**Items from a data source**

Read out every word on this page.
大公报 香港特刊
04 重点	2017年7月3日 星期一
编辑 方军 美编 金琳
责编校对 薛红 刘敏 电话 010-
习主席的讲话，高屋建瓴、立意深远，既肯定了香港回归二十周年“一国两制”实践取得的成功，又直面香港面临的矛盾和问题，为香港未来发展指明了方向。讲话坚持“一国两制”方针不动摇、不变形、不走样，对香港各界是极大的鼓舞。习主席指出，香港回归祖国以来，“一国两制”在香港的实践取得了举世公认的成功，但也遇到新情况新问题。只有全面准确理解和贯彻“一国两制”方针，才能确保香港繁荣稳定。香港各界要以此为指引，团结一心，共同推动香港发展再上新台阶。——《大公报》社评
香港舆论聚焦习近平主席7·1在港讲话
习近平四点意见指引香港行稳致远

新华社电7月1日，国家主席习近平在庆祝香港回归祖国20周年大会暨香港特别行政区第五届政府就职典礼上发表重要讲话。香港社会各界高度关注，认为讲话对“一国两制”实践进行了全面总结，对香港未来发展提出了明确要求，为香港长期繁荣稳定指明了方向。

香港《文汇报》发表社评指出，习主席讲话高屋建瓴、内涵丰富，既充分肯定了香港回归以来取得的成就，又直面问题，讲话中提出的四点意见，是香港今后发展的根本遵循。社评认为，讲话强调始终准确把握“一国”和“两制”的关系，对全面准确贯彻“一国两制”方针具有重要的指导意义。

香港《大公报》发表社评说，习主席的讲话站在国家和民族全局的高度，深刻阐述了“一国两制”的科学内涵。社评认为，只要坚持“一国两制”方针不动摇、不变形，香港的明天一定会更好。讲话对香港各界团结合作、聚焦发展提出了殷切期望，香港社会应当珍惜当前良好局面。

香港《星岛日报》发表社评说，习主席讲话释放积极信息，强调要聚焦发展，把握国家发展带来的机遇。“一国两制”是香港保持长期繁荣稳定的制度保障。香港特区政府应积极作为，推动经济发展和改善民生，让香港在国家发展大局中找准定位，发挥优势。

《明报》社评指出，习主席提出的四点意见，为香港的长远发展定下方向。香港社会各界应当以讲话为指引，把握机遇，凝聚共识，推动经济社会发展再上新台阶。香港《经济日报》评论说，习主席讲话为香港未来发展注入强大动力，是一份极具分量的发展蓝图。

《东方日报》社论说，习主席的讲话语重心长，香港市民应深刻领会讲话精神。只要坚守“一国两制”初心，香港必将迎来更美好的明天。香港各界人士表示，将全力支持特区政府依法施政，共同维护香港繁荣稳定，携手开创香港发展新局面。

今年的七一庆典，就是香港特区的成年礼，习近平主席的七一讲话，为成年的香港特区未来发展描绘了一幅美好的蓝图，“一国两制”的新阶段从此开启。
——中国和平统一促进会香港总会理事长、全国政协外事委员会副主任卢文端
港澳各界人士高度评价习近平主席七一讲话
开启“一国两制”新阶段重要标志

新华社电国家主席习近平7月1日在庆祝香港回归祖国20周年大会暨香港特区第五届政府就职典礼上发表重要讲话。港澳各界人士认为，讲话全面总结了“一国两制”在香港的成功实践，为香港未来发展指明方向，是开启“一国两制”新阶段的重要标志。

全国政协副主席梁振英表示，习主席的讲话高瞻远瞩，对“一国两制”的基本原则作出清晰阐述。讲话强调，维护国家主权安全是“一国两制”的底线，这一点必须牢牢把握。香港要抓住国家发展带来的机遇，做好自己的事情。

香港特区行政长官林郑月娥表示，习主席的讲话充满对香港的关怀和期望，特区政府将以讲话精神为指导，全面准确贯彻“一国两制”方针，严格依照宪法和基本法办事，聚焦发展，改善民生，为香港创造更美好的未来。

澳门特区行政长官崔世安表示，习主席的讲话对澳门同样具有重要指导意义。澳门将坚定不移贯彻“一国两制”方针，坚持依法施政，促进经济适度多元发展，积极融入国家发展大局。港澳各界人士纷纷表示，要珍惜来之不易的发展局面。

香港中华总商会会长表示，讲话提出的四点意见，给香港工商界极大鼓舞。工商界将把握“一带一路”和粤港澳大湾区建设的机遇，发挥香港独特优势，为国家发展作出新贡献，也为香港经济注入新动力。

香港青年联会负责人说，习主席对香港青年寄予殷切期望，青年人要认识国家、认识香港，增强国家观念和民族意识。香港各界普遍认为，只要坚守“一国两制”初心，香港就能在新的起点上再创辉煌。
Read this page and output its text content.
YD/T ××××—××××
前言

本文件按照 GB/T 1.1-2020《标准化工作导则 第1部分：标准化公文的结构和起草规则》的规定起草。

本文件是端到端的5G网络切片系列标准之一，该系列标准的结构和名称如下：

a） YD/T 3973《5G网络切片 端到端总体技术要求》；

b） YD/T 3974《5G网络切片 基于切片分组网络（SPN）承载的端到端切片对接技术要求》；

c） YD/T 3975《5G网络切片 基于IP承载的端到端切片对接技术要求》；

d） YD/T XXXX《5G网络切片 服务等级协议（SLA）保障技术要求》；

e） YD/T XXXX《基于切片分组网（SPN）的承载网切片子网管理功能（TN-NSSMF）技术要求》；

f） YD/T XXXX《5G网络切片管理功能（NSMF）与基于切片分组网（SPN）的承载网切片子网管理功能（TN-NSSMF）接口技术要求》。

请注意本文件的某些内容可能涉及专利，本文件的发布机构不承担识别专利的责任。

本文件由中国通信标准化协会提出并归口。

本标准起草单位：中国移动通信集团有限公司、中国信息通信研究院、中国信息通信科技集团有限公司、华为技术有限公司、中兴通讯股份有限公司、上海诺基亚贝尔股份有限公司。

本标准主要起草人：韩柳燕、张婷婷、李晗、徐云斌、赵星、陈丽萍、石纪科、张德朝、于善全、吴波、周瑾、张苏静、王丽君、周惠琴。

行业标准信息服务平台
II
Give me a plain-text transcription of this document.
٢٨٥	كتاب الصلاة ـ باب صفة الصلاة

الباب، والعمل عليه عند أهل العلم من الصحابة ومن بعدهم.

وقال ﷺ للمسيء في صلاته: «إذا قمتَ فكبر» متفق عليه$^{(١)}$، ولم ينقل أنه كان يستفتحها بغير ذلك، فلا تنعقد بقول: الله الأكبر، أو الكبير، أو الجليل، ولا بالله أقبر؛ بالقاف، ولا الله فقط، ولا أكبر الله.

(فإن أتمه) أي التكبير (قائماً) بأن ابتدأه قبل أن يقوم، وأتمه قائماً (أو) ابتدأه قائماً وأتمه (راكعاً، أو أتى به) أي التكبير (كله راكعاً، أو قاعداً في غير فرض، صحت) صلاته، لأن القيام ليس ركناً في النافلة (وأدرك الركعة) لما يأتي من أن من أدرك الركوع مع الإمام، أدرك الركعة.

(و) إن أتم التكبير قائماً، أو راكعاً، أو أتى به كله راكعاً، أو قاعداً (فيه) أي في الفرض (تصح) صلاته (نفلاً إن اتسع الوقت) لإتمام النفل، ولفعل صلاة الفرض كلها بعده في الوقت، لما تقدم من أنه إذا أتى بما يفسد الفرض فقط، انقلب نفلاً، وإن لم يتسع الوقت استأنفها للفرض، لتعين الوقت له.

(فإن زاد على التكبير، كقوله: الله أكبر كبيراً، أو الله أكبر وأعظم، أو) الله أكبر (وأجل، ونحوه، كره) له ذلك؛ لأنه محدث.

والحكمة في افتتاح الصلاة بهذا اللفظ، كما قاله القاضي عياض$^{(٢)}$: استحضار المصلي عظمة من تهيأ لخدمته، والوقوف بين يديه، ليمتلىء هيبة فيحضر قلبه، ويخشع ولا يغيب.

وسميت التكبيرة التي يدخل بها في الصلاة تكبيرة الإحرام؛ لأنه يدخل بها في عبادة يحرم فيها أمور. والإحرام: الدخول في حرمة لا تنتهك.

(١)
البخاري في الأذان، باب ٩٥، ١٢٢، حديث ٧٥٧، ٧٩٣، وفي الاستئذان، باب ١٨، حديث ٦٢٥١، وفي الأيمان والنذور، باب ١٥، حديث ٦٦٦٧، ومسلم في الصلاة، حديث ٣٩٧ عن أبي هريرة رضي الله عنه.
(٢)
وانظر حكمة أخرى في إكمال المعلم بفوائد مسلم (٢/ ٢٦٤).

**INSTRUCTION**
From the line holding "Give me a plain-text" to the last line of the records, quote each line exactly and add nothing.

**TASK RESULT**
Give me a plain-text transcription of this document.
٢٨٥	كتاب الصلاة ـ باب صفة الصلاة

الباب، والعمل عليه عند أهل العلم من الصحابة ومن بعدهم.

وقال ﷺ للمسيء في صلاته: «إذا قمتَ فكبر» متفق عليه$^{(١)}$، ولم ينقل أنه كان يستفتحها بغير ذلك، فلا تنعقد بقول: الله الأكبر، أو الكبير، أو الجليل، ولا بالله أقبر؛ بالقاف، ولا الله فقط، ولا أكبر الله.

(فإن أتمه) أي التكبير (قائماً) بأن ابتدأه قبل أن يقوم، وأتمه قائماً (أو) ابتدأه قائماً وأتمه (راكعاً، أو أتى به) أي التكبير (كله راكعاً، أو قاعداً في غير فرض، صحت) صلاته، لأن القيام ليس ركناً في النافلة (وأدرك الركعة) لما يأتي من أن من أدرك الركوع مع الإمام، أدرك الركعة.

(و) إن أتم التكبير قائماً، أو راكعاً، أو أتى به كله راكعاً، أو قاعداً (فيه) أي في الفرض (تصح) صلاته (نفلاً إن اتسع الوقت) لإتمام النفل، ولفعل صلاة الفرض كلها بعده في الوقت، لما تقدم من أنه إذا أتى بما يفسد الفرض فقط، انقلب نفلاً، وإن لم يتسع الوقت استأنفها للفرض، لتعين الوقت له.

(فإن زاد على التكبير، كقوله: الله أكبر كبيراً، أو الله أكبر وأعظم، أو) الله أكبر (وأجل، ونحوه، كره) له ذلك؛ لأنه محدث.

والحكمة في افتتاح الصلاة بهذا اللفظ، كما قاله القاضي عياض$^{(٢)}$: استحضار المصلي عظمة من تهيأ لخدمته، والوقوف بين يديه، ليمتلىء هيبة فيحضر قلبه، ويخشع ولا يغيب.

وسميت التكبيرة التي يدخل بها في الصلاة تكبيرة الإحرام؛ لأنه يدخل بها في عبادة يحرم فيها أمور. والإحرام: الدخول في حرمة لا تنتهك.

(١)
البخاري في الأذان، باب ٩٥، ١٢٢، حديث ٧٥٧، ٧٩٣، وفي الاستئذان، باب ١٨، حديث ٦٢٥١، وفي الأيمان والنذور، باب ١٥، حديث ٦٦٦٧، ومسلم في الصلاة، حديث ٣٩٧ عن أبي هريرة رضي الله عنه.
(٢)
وانظر حكمة أخرى في إكمال المعلم بفوائد مسلم (٢/ ٢٦٤).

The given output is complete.